» Task objective: Every record below should be transcribed exactly. Omit the images.

Stored data
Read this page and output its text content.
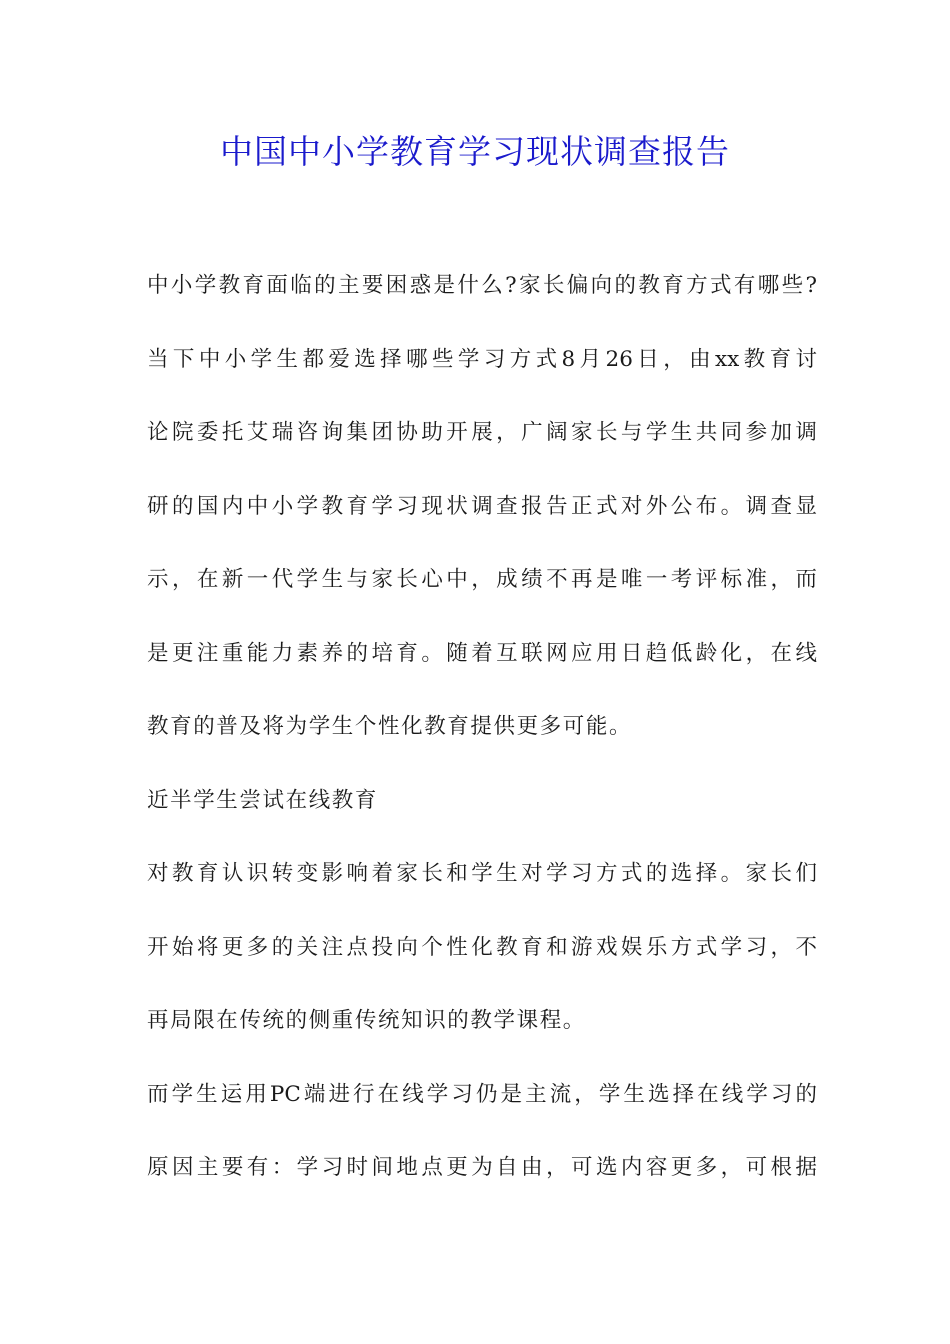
中国中小学教育学习现状调查报告
中小学教育面临的主要困惑是什么?家长偏向的教育方式有哪些?
当下中小学生都爱选择哪些学习方式8月26日，由xx教育讨
论院委托艾瑞咨询集团协助开展，广阔家长与学生共同参加调
研的国内中小学教育学习现状调查报告正式对外公布。调查显
示，在新一代学生与家长心中，成绩不再是唯一考评标准，而
是更注重能力素养的培育。随着互联网应用日趋低龄化，在线
教育的普及将为学生个性化教育提供更多可能。
近半学生尝试在线教育
对教育认识转变影响着家长和学生对学习方式的选择。家长们
开始将更多的关注点投向个性化教育和游戏娱乐方式学习，不
再局限在传统的侧重传统知识的教学课程。
而学生运用PC端进行在线学习仍是主流，学生选择在线学习的
原因主要有：学习时间地点更为自由，可选内容更多，可根据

» Full solution:
Read this page and output its text content.
中国中小学教育学习现状调查报告
中小学教育面临的主要困惑是什么?家长偏向的教育方式有哪些?
当下中小学生都爱选择哪些学习方式8月26日，由xx教育讨
论院委托艾瑞咨询集团协助开展，广阔家长与学生共同参加调
研的国内中小学教育学习现状调查报告正式对外公布。调查显
示，在新一代学生与家长心中，成绩不再是唯一考评标准，而
是更注重能力素养的培育。随着互联网应用日趋低龄化，在线
教育的普及将为学生个性化教育提供更多可能。
近半学生尝试在线教育
对教育认识转变影响着家长和学生对学习方式的选择。家长们
开始将更多的关注点投向个性化教育和游戏娱乐方式学习，不
再局限在传统的侧重传统知识的教学课程。
而学生运用PC端进行在线学习仍是主流，学生选择在线学习的
原因主要有：学习时间地点更为自由，可选内容更多，可根据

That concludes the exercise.